Items from a data source:
-- Begin --
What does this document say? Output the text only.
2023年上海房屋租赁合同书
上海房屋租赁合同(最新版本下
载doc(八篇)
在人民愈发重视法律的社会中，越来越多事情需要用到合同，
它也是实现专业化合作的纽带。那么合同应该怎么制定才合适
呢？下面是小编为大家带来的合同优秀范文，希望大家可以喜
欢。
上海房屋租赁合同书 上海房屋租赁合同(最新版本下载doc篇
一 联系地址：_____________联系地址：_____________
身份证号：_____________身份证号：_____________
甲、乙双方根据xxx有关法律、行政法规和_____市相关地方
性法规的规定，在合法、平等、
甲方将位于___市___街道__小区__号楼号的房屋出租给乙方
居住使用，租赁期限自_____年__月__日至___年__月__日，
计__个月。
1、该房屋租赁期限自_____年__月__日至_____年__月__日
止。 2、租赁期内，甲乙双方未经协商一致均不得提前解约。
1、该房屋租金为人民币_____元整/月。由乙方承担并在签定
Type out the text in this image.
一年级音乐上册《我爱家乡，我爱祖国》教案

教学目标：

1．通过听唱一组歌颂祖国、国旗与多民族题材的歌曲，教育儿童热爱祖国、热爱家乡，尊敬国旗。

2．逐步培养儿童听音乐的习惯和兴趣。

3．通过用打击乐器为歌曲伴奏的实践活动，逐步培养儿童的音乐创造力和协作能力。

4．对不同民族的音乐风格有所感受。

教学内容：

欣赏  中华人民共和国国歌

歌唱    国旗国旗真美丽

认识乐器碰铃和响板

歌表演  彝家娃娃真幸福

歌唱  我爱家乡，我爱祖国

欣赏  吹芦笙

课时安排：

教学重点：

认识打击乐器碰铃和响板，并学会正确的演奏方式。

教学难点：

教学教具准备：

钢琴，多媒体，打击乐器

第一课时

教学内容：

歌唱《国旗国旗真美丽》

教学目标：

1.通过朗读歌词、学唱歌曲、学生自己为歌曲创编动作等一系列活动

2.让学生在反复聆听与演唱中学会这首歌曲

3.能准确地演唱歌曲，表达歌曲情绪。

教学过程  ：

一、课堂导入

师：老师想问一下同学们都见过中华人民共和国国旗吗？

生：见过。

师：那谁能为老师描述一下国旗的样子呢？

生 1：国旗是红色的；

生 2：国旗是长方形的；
-- End --
Copy out all lines where the word "text" appears.

- _Output of the exercise_
What does this document say? Output the text only.
Type out the text in this image.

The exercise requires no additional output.